Data extract:

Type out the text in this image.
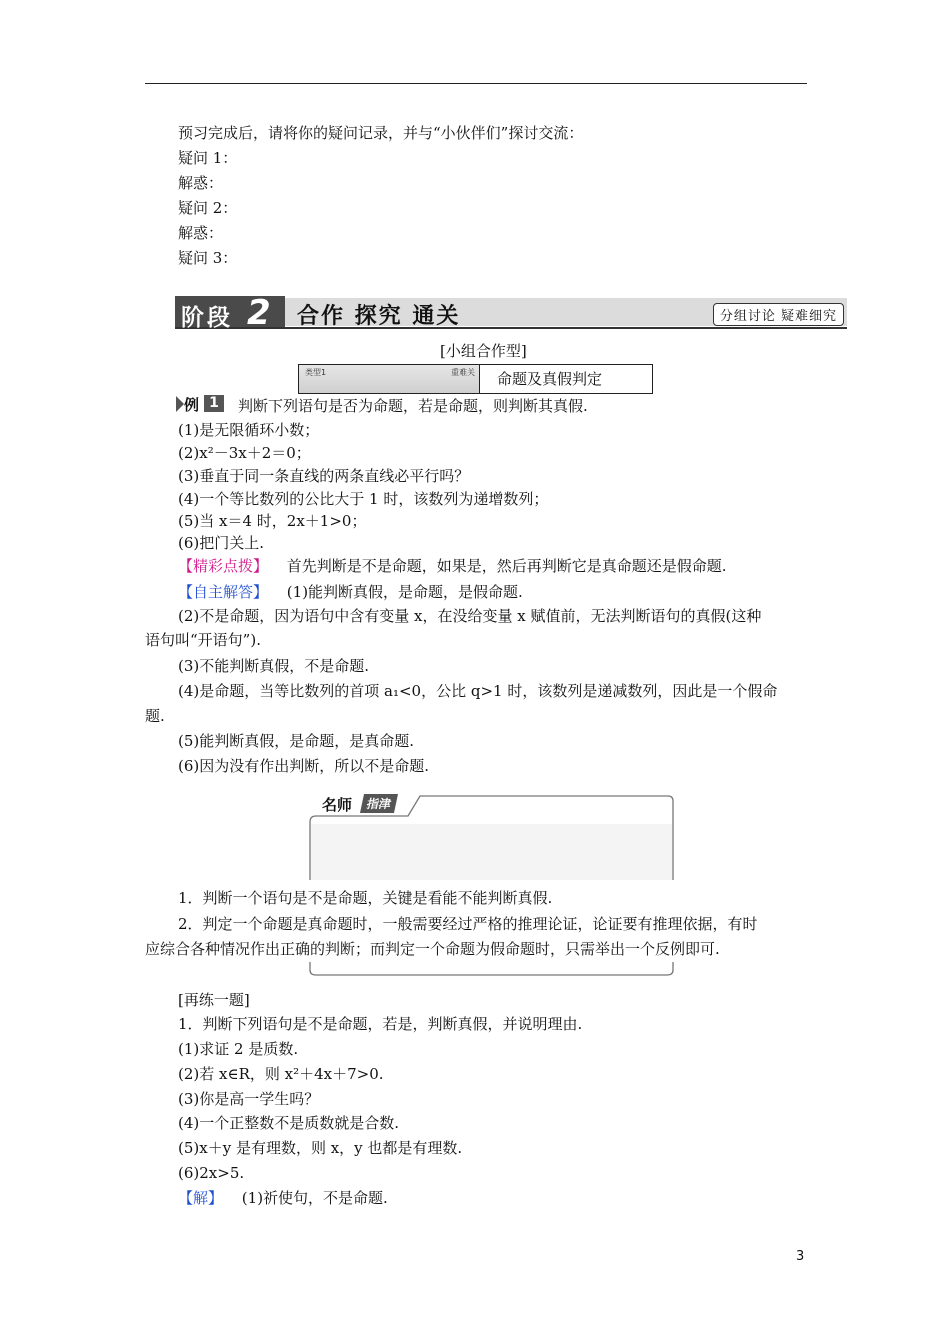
预习完成后，请将你的疑问记录，并与“小伙伴们”探讨交流：
疑问 1：
解惑：
疑问 2：
解惑：
疑问 3：
阶段 2	合作 探究 通关	分组讨论 疑难细究
[小组合作型]
类型1	重难关 命题及真假判定
例 1	判断下列语句是否为命题，若是命题，则判断其真假.
(1)是无限循环小数；
(2)x²－3x＋2＝0；
(3)垂直于同一条直线的两条直线必平行吗？
(4)一个等比数列的公比大于 1 时，该数列为递增数列；
(5)当 x＝4 时，2x＋1>0；
(6)把门关上.
【精彩点拨】 首先判断是不是命题，如果是，然后再判断它是真命题还是假命题.
【自主解答】 (1)能判断真假，是命题，是假命题.
(2)不是命题，因为语句中含有变量 x，在没给变量 x 赋值前，无法判断语句的真假(这种
语句叫“开语句”).
(3)不能判断真假，不是命题.
(4)是命题，当等比数列的首项 a₁<0，公比 q>1 时，该数列是递减数列，因此是一个假命
题.
(5)能判断真假，是命题，是真命题.
(6)因为没有作出判断，所以不是命题.
名师	指津
1．判断一个语句是不是命题，关键是看能不能判断真假.
2．判定一个命题是真命题时，一般需要经过严格的推理论证，论证要有推理依据，有时
应综合各种情况作出正确的判断；而判定一个命题为假命题时，只需举出一个反例即可.
[再练一题]
1．判断下列语句是不是命题，若是，判断真假，并说明理由.
(1)求证 2 是质数.
(2)若 x∈R，则 x²＋4x＋7>0.
(3)你是高一学生吗？
(4)一个正整数不是质数就是合数.
(5)x＋y 是有理数，则 x，y 也都是有理数.
(6)2x>5.
【解】 (1)祈使句，不是命题.
3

Job:
Omit pictures; set down the rest of the material word for word.

Response to this task:
Type out the text in this image.
预习完成后，请将你的疑问记录，并与“小伙伴们”探讨交流：
疑问 1：
解惑：
疑问 2：
解惑：
疑问 3：
阶段 2	合作 探究 通关	分组讨论 疑难细究
[小组合作型]
类型1	重难关 命题及真假判定
例 1	判断下列语句是否为命题，若是命题，则判断其真假.
(1)是无限循环小数；
(2)x²－3x＋2＝0；
(3)垂直于同一条直线的两条直线必平行吗？
(4)一个等比数列的公比大于 1 时，该数列为递增数列；
(5)当 x＝4 时，2x＋1>0；
(6)把门关上.
【精彩点拨】 首先判断是不是命题，如果是，然后再判断它是真命题还是假命题.
【自主解答】 (1)能判断真假，是命题，是假命题.
(2)不是命题，因为语句中含有变量 x，在没给变量 x 赋值前，无法判断语句的真假(这种
语句叫“开语句”).
(3)不能判断真假，不是命题.
(4)是命题，当等比数列的首项 a₁<0，公比 q>1 时，该数列是递减数列，因此是一个假命
题.
(5)能判断真假，是命题，是真命题.
(6)因为没有作出判断，所以不是命题.
名师	指津
1．判断一个语句是不是命题，关键是看能不能判断真假.
2．判定一个命题是真命题时，一般需要经过严格的推理论证，论证要有推理依据，有时
应综合各种情况作出正确的判断；而判定一个命题为假命题时，只需举出一个反例即可.
[再练一题]
1．判断下列语句是不是命题，若是，判断真假，并说明理由.
(1)求证 2 是质数.
(2)若 x∈R，则 x²＋4x＋7>0.
(3)你是高一学生吗？
(4)一个正整数不是质数就是合数.
(5)x＋y 是有理数，则 x，y 也都是有理数.
(6)2x>5.
【解】 (1)祈使句，不是命题.
3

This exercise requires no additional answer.